Would you write out the entries below, every one of them, exactly?

(Stored data)
%%

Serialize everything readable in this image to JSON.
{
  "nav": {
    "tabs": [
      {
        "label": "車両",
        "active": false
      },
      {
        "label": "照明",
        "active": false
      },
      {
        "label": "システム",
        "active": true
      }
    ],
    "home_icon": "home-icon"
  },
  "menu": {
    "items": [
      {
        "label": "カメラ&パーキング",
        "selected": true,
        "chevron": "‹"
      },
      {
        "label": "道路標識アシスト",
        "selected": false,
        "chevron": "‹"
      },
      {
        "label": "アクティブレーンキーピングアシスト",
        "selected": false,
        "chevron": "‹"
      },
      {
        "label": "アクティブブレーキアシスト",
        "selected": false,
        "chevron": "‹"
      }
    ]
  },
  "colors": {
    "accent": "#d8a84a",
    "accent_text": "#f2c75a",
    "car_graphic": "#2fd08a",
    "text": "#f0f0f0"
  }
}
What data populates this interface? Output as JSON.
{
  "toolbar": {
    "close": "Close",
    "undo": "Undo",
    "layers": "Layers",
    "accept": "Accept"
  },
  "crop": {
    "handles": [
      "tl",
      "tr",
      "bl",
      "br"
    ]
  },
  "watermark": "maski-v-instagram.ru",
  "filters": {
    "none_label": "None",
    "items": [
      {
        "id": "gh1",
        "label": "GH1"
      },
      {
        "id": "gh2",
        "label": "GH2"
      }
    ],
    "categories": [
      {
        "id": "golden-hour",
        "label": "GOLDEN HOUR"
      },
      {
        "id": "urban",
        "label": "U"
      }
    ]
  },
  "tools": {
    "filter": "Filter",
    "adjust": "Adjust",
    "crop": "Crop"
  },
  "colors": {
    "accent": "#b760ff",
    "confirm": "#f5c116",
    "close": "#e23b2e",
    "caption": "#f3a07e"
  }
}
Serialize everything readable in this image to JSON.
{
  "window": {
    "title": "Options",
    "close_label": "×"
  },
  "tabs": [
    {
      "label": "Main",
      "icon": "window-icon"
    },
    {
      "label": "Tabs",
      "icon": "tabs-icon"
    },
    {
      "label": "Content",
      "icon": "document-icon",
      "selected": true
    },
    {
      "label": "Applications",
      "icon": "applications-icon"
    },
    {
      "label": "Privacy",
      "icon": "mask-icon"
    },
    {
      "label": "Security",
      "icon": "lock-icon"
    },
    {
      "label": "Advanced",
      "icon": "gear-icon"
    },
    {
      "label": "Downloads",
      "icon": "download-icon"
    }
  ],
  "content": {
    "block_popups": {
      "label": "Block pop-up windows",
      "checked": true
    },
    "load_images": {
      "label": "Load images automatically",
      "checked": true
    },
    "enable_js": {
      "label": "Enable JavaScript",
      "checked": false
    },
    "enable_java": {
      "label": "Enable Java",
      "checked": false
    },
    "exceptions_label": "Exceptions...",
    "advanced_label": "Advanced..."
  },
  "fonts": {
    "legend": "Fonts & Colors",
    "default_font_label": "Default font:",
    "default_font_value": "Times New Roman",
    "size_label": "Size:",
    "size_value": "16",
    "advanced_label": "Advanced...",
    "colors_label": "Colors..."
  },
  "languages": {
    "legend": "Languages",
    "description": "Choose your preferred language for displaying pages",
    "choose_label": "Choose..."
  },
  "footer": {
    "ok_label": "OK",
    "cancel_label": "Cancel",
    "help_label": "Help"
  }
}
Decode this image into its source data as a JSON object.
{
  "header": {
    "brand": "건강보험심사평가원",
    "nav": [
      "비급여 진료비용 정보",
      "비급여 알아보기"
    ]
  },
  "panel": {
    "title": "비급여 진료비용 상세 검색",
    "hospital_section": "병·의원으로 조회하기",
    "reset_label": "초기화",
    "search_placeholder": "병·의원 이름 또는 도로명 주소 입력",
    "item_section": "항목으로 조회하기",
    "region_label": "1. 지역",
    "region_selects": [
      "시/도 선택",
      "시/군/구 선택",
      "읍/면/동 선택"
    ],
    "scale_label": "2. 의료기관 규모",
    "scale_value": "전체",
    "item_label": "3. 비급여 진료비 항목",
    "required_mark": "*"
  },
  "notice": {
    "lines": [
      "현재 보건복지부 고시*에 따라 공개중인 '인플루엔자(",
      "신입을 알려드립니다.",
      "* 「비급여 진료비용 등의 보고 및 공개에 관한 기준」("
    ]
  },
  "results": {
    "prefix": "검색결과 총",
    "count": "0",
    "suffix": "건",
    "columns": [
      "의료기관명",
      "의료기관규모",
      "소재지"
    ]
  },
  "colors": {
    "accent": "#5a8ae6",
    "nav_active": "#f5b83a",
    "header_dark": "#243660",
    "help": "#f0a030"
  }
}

%%

• Full solution:
Serialize everything readable in this image to JSON.
{
  "nav": {
    "tabs": [
      {
        "label": "車両",
        "active": false
      },
      {
        "label": "照明",
        "active": false
      },
      {
        "label": "システム",
        "active": true
      }
    ],
    "home_icon": "home-icon"
  },
  "menu": {
    "items": [
      {
        "label": "カメラ&パーキング",
        "selected": true,
        "chevron": "‹"
      },
      {
        "label": "道路標識アシスト",
        "selected": false,
        "chevron": "‹"
      },
      {
        "label": "アクティブレーンキーピングアシスト",
        "selected": false,
        "chevron": "‹"
      },
      {
        "label": "アクティブブレーキアシスト",
        "selected": false,
        "chevron": "‹"
      }
    ]
  },
  "colors": {
    "accent": "#d8a84a",
    "accent_text": "#f2c75a",
    "car_graphic": "#2fd08a",
    "text": "#f0f0f0"
  }
}
What data populates this interface? Output as JSON.
{
  "toolbar": {
    "close": "Close",
    "undo": "Undo",
    "layers": "Layers",
    "accept": "Accept"
  },
  "crop": {
    "handles": [
      "tl",
      "tr",
      "bl",
      "br"
    ]
  },
  "watermark": "maski-v-instagram.ru",
  "filters": {
    "none_label": "None",
    "items": [
      {
        "id": "gh1",
        "label": "GH1"
      },
      {
        "id": "gh2",
        "label": "GH2"
      }
    ],
    "categories": [
      {
        "id": "golden-hour",
        "label": "GOLDEN HOUR"
      },
      {
        "id": "urban",
        "label": "U"
      }
    ]
  },
  "tools": {
    "filter": "Filter",
    "adjust": "Adjust",
    "crop": "Crop"
  },
  "colors": {
    "accent": "#b760ff",
    "confirm": "#f5c116",
    "close": "#e23b2e",
    "caption": "#f3a07e"
  }
}
Serialize everything readable in this image to JSON.
{
  "window": {
    "title": "Options",
    "close_label": "×"
  },
  "tabs": [
    {
      "label": "Main",
      "icon": "window-icon"
    },
    {
      "label": "Tabs",
      "icon": "tabs-icon"
    },
    {
      "label": "Content",
      "icon": "document-icon",
      "selected": true
    },
    {
      "label": "Applications",
      "icon": "applications-icon"
    },
    {
      "label": "Privacy",
      "icon": "mask-icon"
    },
    {
      "label": "Security",
      "icon": "lock-icon"
    },
    {
      "label": "Advanced",
      "icon": "gear-icon"
    },
    {
      "label": "Downloads",
      "icon": "download-icon"
    }
  ],
  "content": {
    "block_popups": {
      "label": "Block pop-up windows",
      "checked": true
    },
    "load_images": {
      "label": "Load images automatically",
      "checked": true
    },
    "enable_js": {
      "label": "Enable JavaScript",
      "checked": false
    },
    "enable_java": {
      "label": "Enable Java",
      "checked": false
    },
    "exceptions_label": "Exceptions...",
    "advanced_label": "Advanced..."
  },
  "fonts": {
    "legend": "Fonts & Colors",
    "default_font_label": "Default font:",
    "default_font_value": "Times New Roman",
    "size_label": "Size:",
    "size_value": "16",
    "advanced_label": "Advanced...",
    "colors_label": "Colors..."
  },
  "languages": {
    "legend": "Languages",
    "description": "Choose your preferred language for displaying pages",
    "choose_label": "Choose..."
  },
  "footer": {
    "ok_label": "OK",
    "cancel_label": "Cancel",
    "help_label": "Help"
  }
}
Decode this image into its source data as a JSON object.
{
  "header": {
    "brand": "건강보험심사평가원",
    "nav": [
      "비급여 진료비용 정보",
      "비급여 알아보기"
    ]
  },
  "panel": {
    "title": "비급여 진료비용 상세 검색",
    "hospital_section": "병·의원으로 조회하기",
    "reset_label": "초기화",
    "search_placeholder": "병·의원 이름 또는 도로명 주소 입력",
    "item_section": "항목으로 조회하기",
    "region_label": "1. 지역",
    "region_selects": [
      "시/도 선택",
      "시/군/구 선택",
      "읍/면/동 선택"
    ],
    "scale_label": "2. 의료기관 규모",
    "scale_value": "전체",
    "item_label": "3. 비급여 진료비 항목",
    "required_mark": "*"
  },
  "notice": {
    "lines": [
      "현재 보건복지부 고시*에 따라 공개중인 '인플루엔자(",
      "신입을 알려드립니다.",
      "* 「비급여 진료비용 등의 보고 및 공개에 관한 기준」("
    ]
  },
  "results": {
    "prefix": "검색결과 총",
    "count": "0",
    "suffix": "건",
    "columns": [
      "의료기관명",
      "의료기관규모",
      "소재지"
    ]
  },
  "colors": {
    "accent": "#5a8ae6",
    "nav_active": "#f5b83a",
    "header_dark": "#243660",
    "help": "#f0a030"
  }
}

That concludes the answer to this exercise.